▶ [Challenge]:
Set the data down again, exactly as it reads, but without the pictures.

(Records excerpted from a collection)

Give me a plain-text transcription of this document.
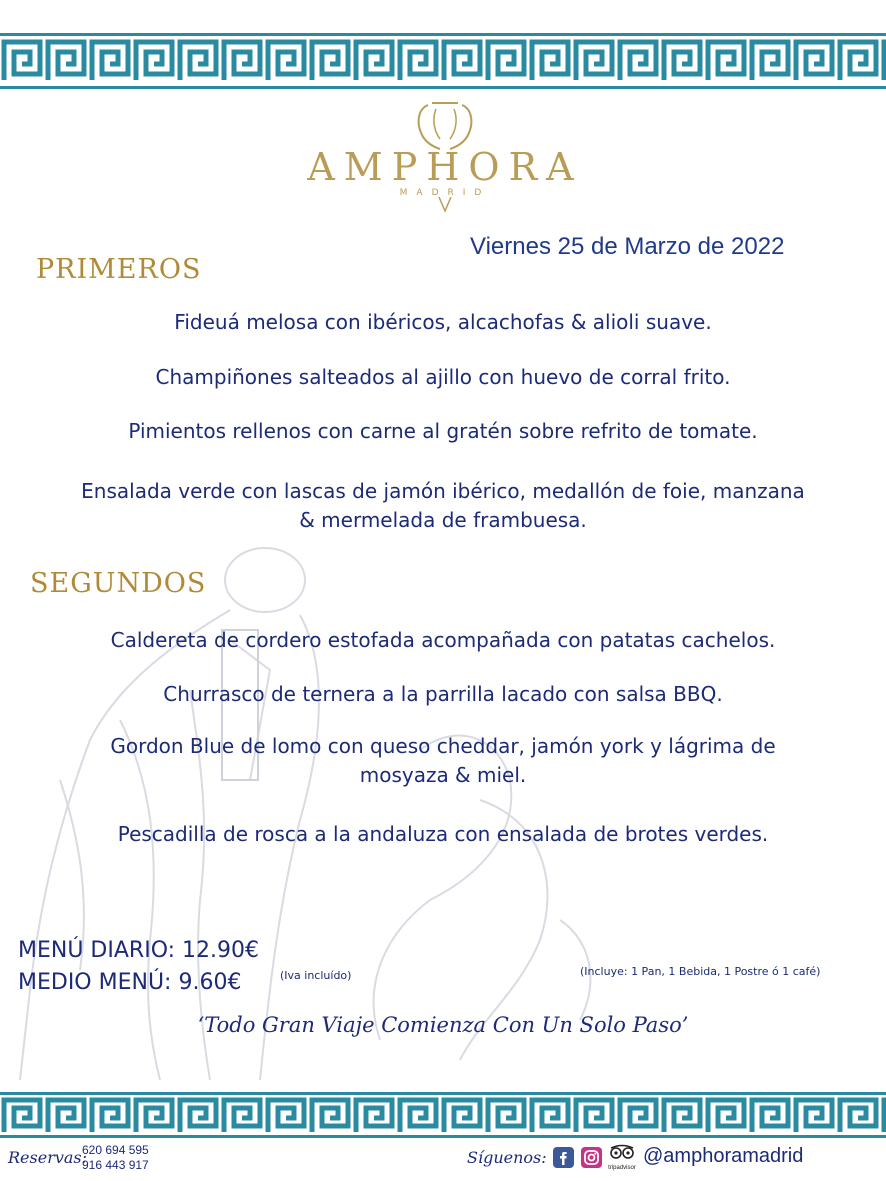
AMPHORA
MADRID
Viernes 25 de Marzo de 2022
PRIMEROS
Fideuá melosa con ibéricos, alcachofas & alioli suave.
Champiñones salteados al ajillo con huevo de corral frito.
Pimientos rellenos con carne al gratén sobre refrito de tomate.
Ensalada verde con lascas de jamón ibérico, medallón de foie, manzana
& mermelada de frambuesa.
SEGUNDOS
Caldereta de cordero estofada acompañada con patatas cachelos.
Churrasco de ternera a la parrilla lacado con salsa BBQ.
Gordon Blue de lomo con queso cheddar, jamón york y lágrima de
mosyaza & miel.
Pescadilla de rosca a la andaluza con ensalada de brotes verdes.
MENÚ DIARIO: 12.90€
MEDIO MENÚ: 9.60€	(Iva incluído)	(Incluye: 1 Pan, 1 Bebida, 1 Postre ó 1 café)
‘Todo Gran Viaje Comienza Con Un Solo Paso’
Reservas:
620 694 595
916 443 917	Síguenos:
tripadvisor
@amphoramadrid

▶ [Problem solution]:
Give me a plain-text transcription of this document.
AMPHORA
MADRID
Viernes 25 de Marzo de 2022
PRIMEROS
Fideuá melosa con ibéricos, alcachofas & alioli suave.
Champiñones salteados al ajillo con huevo de corral frito.
Pimientos rellenos con carne al gratén sobre refrito de tomate.
Ensalada verde con lascas de jamón ibérico, medallón de foie, manzana
& mermelada de frambuesa.
SEGUNDOS
Caldereta de cordero estofada acompañada con patatas cachelos.
Churrasco de ternera a la parrilla lacado con salsa BBQ.
Gordon Blue de lomo con queso cheddar, jamón york y lágrima de
mosyaza & miel.
Pescadilla de rosca a la andaluza con ensalada de brotes verdes.
MENÚ DIARIO: 12.90€
MEDIO MENÚ: 9.60€	(Iva incluído)	(Incluye: 1 Pan, 1 Bebida, 1 Postre ó 1 café)
‘Todo Gran Viaje Comienza Con Un Solo Paso’
Reservas:
620 694 595
916 443 917	Síguenos:
tripadvisor
@amphoramadrid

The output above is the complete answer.